## Exercise text
━━━━━━
Comment Re:MPEG (Score 1) 107
I'm not sure why EchoStar couldn't use a similar technique; unfortunately, it's possible that the courts interpret the patent broadly and figure that difference doesn't matter.
Such an interpretation seems probable. From the fine ruling, as linked from TFA (look for "2. Infringement of the '389 Patent"), emphasis mine:
EchoStar argues that because TiVo failed to prove by clear and convincing evidence that the redesigned devices infringe, it is not in contempt of the infringement portion of the injunction.
TiVo responds that the district could has previously construed the term "parses" broadly to mean "analyzes," a construction that has never been challenged, and all that is required for the modified software to meet this limitation is a component that analyzes video and audio data. TiVo argues that EchoStar's attempt to differentiate header data from the packet payload is improper because both are part of an MPEG packet, and the whole packet is video and audio data. Moreover, TiVo argues that experts for both sides testified at trial that PID filtering meets the parsing limitation under the court's claim construction.
━━━━━━
## Given records
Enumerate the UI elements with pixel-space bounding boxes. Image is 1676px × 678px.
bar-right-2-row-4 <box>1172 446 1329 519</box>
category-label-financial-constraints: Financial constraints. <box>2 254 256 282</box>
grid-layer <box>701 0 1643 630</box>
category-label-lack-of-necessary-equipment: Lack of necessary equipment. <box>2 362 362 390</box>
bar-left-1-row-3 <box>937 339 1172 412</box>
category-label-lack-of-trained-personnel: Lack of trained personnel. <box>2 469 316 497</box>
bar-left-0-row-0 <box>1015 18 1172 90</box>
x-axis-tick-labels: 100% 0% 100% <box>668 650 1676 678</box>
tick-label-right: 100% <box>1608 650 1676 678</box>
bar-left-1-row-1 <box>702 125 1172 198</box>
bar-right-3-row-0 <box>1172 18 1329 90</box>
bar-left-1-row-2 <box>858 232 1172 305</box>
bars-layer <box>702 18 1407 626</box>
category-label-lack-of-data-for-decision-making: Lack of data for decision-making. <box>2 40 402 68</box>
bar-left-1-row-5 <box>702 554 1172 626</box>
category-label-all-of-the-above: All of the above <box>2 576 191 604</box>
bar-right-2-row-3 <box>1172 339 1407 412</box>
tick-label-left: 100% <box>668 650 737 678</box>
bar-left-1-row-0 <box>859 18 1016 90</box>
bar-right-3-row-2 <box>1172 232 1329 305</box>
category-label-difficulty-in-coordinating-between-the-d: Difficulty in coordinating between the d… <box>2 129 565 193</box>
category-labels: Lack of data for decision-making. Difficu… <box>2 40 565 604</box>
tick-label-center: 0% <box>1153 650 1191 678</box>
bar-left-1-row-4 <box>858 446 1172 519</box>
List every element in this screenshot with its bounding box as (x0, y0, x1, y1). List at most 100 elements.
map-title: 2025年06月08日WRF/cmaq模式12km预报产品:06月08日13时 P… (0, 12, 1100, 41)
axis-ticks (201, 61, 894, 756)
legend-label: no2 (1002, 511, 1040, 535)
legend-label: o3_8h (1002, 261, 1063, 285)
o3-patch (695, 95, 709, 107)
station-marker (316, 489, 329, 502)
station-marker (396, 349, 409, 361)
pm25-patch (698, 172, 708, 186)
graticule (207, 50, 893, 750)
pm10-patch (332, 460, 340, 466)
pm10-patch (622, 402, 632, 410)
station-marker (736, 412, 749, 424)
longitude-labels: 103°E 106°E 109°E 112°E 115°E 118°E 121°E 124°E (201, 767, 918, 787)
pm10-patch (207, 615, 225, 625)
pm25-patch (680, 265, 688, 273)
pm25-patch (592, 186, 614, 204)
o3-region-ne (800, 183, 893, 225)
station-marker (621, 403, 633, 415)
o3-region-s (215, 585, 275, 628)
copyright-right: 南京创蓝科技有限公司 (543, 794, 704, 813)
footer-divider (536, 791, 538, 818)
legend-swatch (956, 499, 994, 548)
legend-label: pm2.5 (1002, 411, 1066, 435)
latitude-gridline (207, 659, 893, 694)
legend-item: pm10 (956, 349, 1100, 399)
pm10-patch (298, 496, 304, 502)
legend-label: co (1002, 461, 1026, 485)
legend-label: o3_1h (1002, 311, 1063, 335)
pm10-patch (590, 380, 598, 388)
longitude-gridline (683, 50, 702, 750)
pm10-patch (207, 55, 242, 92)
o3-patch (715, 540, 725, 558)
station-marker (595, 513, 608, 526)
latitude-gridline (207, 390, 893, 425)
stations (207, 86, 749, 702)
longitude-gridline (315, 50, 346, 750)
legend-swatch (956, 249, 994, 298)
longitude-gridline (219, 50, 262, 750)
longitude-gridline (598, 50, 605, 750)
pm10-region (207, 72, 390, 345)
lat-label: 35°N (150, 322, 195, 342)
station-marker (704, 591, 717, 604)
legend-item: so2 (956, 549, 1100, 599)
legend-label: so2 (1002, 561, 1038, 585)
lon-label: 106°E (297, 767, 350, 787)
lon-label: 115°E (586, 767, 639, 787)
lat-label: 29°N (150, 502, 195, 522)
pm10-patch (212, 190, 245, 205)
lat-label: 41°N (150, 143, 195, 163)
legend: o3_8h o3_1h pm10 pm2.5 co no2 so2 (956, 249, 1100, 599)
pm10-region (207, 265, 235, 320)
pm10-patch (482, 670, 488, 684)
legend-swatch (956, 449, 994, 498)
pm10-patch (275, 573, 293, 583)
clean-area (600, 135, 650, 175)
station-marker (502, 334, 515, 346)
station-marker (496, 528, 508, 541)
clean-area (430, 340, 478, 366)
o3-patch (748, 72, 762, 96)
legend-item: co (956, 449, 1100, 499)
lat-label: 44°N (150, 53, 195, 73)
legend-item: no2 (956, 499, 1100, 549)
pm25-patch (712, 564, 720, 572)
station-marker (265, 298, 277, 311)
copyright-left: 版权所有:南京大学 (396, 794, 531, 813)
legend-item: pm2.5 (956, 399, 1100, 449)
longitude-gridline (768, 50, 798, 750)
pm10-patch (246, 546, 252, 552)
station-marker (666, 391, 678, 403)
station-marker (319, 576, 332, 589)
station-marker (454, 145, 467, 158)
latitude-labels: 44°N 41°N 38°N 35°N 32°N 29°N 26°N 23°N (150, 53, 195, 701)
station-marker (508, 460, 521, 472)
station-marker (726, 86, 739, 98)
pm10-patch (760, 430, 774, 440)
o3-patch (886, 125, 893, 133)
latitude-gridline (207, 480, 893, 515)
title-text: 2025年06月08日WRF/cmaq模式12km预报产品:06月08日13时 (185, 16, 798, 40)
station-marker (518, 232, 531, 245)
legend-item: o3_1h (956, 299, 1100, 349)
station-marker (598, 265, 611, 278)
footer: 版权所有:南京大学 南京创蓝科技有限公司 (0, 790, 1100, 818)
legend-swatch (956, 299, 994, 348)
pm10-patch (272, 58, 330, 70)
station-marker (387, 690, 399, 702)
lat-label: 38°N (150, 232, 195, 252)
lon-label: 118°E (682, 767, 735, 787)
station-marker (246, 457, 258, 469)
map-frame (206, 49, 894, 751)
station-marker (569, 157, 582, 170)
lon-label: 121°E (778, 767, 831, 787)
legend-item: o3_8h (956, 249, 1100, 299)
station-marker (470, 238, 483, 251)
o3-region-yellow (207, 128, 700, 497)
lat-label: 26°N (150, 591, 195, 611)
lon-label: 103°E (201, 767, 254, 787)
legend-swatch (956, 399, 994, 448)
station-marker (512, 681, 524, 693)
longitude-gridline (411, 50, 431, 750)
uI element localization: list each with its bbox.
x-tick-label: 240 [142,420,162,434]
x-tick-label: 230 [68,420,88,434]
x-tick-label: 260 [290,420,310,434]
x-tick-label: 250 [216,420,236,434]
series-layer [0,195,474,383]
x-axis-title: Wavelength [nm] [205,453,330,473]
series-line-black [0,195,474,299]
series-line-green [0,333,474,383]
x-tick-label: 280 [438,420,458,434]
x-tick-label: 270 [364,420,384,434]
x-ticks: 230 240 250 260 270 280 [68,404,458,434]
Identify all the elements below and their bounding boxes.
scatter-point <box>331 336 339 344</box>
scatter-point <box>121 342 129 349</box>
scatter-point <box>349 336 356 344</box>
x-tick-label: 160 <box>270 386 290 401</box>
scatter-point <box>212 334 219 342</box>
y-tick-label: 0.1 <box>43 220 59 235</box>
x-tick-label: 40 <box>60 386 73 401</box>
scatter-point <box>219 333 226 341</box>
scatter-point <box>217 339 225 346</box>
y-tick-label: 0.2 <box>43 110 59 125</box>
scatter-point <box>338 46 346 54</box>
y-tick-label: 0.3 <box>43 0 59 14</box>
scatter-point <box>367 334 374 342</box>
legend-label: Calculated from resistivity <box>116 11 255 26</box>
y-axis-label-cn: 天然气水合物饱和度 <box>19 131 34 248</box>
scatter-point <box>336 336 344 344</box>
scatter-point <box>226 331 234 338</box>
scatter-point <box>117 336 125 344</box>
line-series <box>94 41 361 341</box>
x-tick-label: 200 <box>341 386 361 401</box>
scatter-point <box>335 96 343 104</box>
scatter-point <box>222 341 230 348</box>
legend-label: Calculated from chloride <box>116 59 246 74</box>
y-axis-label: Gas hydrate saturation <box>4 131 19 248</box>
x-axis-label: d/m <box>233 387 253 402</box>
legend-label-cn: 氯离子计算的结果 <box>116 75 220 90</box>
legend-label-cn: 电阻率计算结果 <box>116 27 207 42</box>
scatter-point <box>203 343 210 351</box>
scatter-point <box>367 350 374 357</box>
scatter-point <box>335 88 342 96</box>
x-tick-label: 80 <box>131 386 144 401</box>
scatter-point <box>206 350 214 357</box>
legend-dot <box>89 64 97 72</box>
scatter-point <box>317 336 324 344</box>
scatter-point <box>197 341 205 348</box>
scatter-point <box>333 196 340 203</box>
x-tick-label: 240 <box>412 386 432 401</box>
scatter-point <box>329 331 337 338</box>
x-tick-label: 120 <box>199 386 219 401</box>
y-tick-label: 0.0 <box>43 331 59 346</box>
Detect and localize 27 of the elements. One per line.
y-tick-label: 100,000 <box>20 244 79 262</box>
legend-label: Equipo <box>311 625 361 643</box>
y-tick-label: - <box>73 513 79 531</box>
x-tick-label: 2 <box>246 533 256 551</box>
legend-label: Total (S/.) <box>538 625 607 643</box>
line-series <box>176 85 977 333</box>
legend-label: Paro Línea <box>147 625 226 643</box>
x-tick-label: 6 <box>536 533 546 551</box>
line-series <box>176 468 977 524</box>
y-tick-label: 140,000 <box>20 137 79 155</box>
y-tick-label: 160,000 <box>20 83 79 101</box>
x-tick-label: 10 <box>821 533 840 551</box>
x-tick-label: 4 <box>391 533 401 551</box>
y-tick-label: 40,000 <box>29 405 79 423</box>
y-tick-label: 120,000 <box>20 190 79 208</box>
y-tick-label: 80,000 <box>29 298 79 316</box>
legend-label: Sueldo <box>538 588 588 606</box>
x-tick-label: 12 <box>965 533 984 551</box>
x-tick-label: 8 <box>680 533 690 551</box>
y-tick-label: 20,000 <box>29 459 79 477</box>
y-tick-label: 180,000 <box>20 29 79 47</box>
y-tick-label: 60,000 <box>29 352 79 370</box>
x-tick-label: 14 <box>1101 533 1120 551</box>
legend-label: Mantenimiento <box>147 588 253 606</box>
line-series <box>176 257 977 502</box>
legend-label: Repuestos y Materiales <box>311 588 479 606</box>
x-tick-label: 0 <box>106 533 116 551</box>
━━━━━━
## Try it
Transcribe the passage of the comment on the TiVo–EchoStar ruling starting with "Comment Re:MPEG (Score" and going on through "difference doesn't matter.".

## Your solution
Comment Re:MPEG (Score 1) 107
I'm not sure why EchoStar couldn't use a similar technique; unfortunately, it's possible that the courts interpret the patent broadly and figure that difference doesn't matter.